= TO BE DONE =
Every line below is to be copied exactly, with the pictures left out.

= RECORD LIST =

= = = =

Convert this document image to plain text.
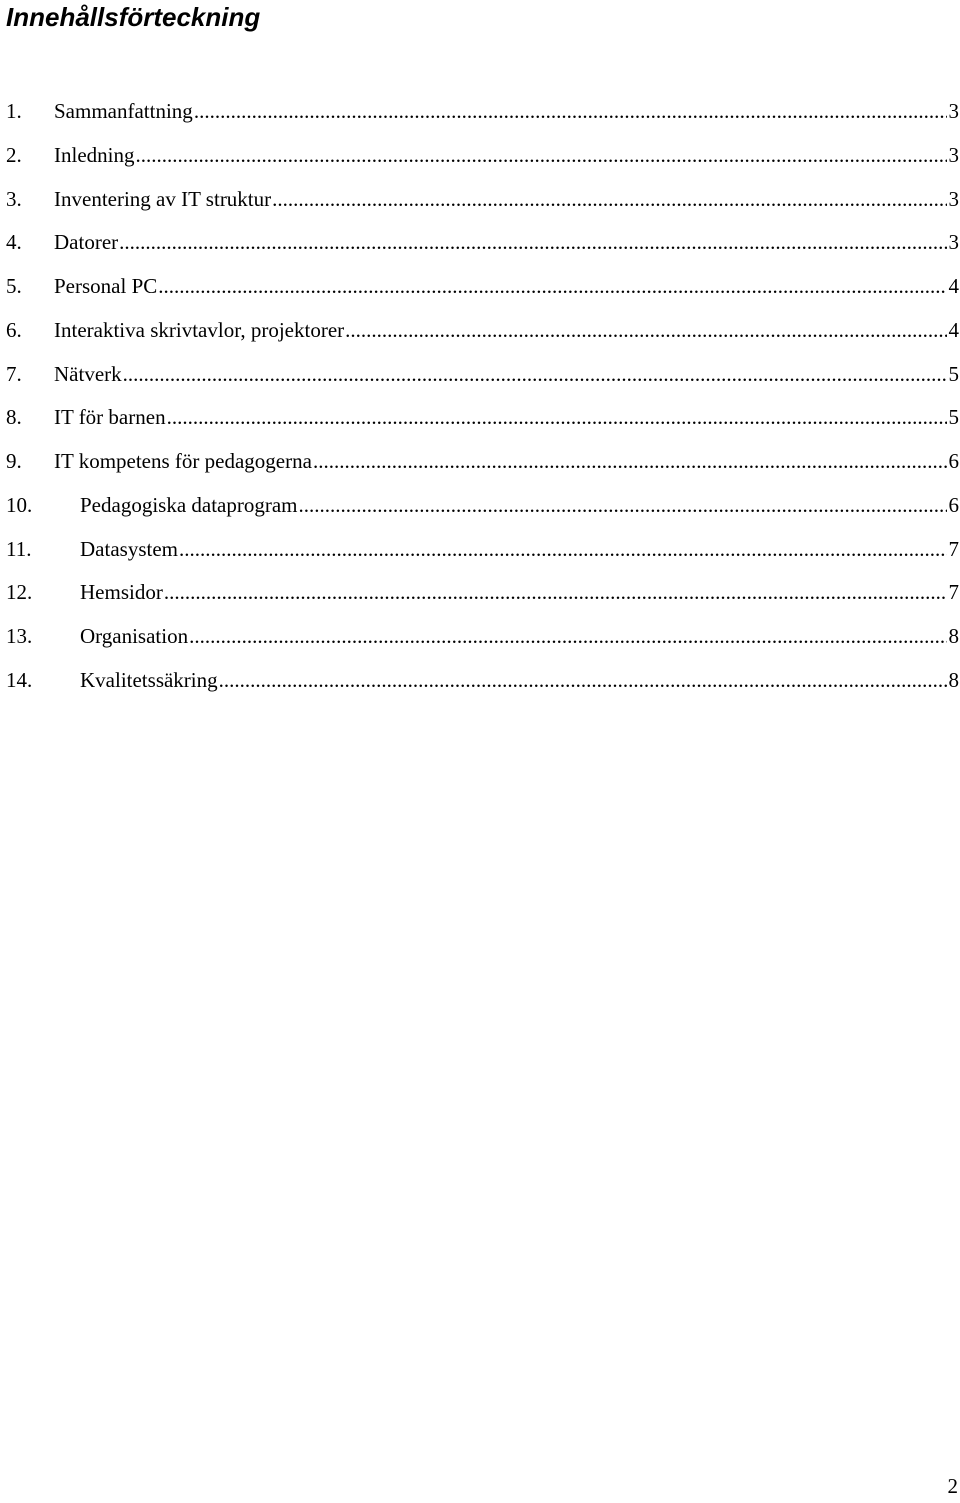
Innehållsförteckning
1.	Sammanfattning .....	3
2.	Inledning .....	3
3.	Inventering av IT struktur .....	3
4.	Datorer .....	3
5.	Personal PC .....	4
6.	Interaktiva skrivtavlor, projektorer .....	4
7.	Nätverk .....	5
8.	IT för barnen .....	5
9.	IT kompetens för pedagogerna .....	6
10.	Pedagogiska dataprogram .....	6
11.	Datasystem .....	7
12.	Hemsidor .....	7
13.	Organisation .....	8
14.	Kvalitetssäkring .....	8
2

= = = =

= THE ANSWER =
Convert this document image to plain text.
Innehållsförteckning
1.	Sammanfattning .....	3
2.	Inledning .....	3
3.	Inventering av IT struktur .....	3
4.	Datorer .....	3
5.	Personal PC .....	4
6.	Interaktiva skrivtavlor, projektorer .....	4
7.	Nätverk .....	5
8.	IT för barnen .....	5
9.	IT kompetens för pedagogerna .....	6
10.	Pedagogiska dataprogram .....	6
11.	Datasystem .....	7
12.	Hemsidor .....	7
13.	Organisation .....	8
14.	Kvalitetssäkring .....	8
2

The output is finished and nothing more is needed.